• WHAT THIS TASK INVOLVES
Search the material for "from" and show all lines that contain it.

• INFORMATION GIVEN
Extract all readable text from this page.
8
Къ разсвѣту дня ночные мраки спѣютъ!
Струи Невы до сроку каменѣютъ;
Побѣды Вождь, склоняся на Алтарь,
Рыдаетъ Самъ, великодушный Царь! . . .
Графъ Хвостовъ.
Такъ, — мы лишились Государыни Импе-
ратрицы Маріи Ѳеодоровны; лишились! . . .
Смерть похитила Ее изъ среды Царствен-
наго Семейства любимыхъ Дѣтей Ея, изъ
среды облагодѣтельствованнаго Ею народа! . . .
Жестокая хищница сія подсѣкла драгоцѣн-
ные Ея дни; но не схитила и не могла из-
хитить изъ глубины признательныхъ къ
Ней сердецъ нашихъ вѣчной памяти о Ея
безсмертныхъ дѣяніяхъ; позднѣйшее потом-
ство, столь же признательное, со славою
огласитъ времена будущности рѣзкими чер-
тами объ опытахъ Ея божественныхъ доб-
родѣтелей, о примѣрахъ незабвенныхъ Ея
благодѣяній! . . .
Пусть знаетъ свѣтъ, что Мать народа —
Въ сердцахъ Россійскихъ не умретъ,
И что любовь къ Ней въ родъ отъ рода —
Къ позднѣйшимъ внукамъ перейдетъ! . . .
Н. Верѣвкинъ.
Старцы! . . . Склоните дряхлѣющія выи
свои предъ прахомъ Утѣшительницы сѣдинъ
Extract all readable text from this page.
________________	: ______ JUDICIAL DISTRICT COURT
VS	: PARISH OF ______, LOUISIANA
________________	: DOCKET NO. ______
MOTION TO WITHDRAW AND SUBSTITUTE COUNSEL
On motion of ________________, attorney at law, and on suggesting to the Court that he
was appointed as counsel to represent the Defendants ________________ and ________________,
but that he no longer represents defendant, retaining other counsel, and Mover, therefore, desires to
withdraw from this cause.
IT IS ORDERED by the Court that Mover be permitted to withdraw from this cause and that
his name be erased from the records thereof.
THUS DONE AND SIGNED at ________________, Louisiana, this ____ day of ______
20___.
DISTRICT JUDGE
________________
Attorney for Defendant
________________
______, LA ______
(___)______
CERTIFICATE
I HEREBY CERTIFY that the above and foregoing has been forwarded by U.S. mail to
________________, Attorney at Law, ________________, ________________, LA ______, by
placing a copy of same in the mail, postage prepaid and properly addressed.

• CORRECT ANSWER
Extract all readable text from this page.
Extract all readable text from this page.
withdraw from this cause.
IT IS ORDERED by the Court that Mover be permitted to withdraw from this cause and that
his name be erased from the records thereof.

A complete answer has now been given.